## Problem details:
All of the entries must be reproduced exactly, with no images carried over.

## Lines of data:
···

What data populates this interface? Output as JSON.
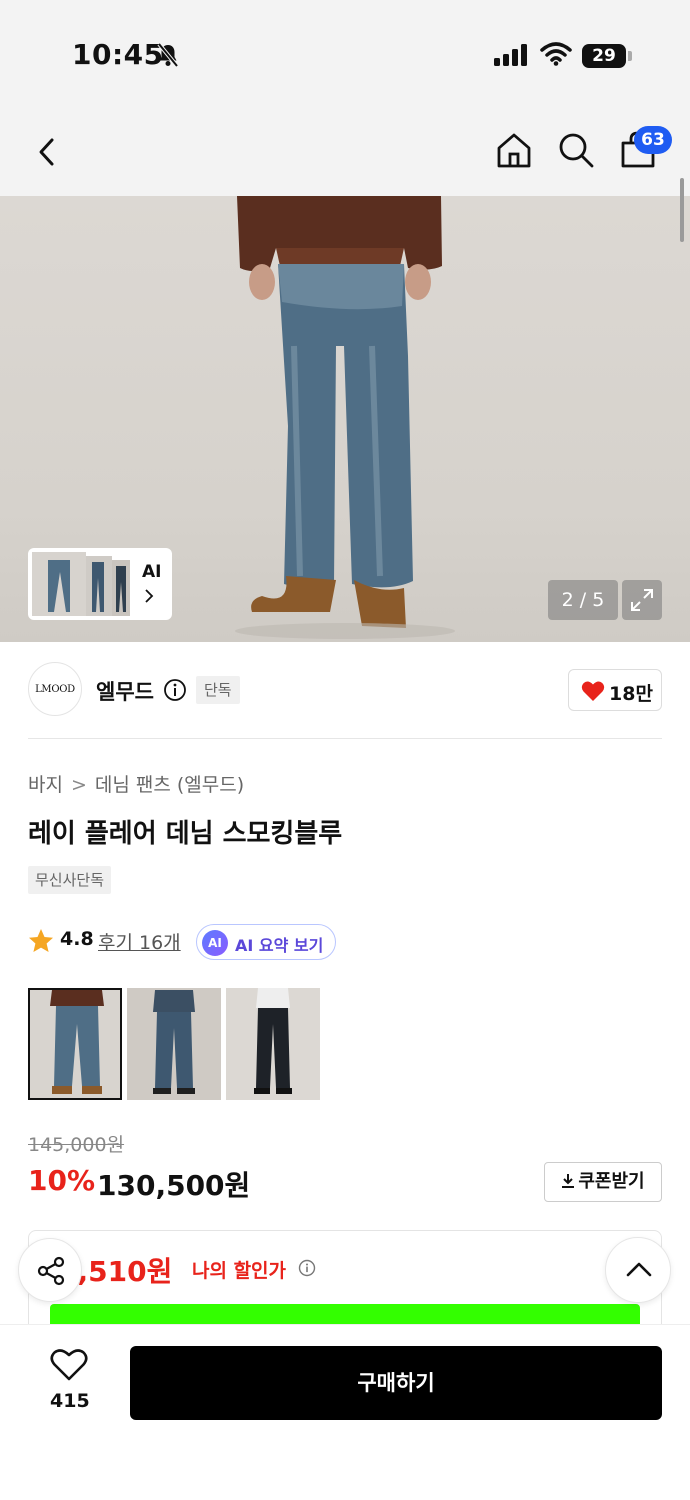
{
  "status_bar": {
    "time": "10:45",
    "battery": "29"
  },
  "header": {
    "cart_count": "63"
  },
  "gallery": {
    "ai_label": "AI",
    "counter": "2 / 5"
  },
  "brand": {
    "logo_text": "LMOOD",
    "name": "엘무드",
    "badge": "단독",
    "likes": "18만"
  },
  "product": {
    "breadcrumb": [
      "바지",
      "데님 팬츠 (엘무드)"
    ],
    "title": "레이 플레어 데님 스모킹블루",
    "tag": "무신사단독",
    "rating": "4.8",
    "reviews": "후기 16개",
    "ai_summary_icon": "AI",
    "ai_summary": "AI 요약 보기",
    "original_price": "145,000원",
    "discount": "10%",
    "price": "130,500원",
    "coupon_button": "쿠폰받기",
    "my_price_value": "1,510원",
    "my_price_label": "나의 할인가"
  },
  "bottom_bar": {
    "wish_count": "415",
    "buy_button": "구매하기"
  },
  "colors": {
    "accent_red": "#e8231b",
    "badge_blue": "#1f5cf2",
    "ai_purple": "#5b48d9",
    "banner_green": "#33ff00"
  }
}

···

## Finished exercise:
What data populates this interface? Output as JSON.
{
  "status_bar": {
    "time": "10:45",
    "battery": "29"
  },
  "header": {
    "cart_count": "63"
  },
  "gallery": {
    "ai_label": "AI",
    "counter": "2 / 5"
  },
  "brand": {
    "logo_text": "LMOOD",
    "name": "엘무드",
    "badge": "단독",
    "likes": "18만"
  },
  "product": {
    "breadcrumb": [
      "바지",
      "데님 팬츠 (엘무드)"
    ],
    "title": "레이 플레어 데님 스모킹블루",
    "tag": "무신사단독",
    "rating": "4.8",
    "reviews": "후기 16개",
    "ai_summary_icon": "AI",
    "ai_summary": "AI 요약 보기",
    "original_price": "145,000원",
    "discount": "10%",
    "price": "130,500원",
    "coupon_button": "쿠폰받기",
    "my_price_value": "1,510원",
    "my_price_label": "나의 할인가"
  },
  "bottom_bar": {
    "wish_count": "415",
    "buy_button": "구매하기"
  },
  "colors": {
    "accent_red": "#e8231b",
    "badge_blue": "#1f5cf2",
    "ai_purple": "#5b48d9",
    "banner_green": "#33ff00"
  }
}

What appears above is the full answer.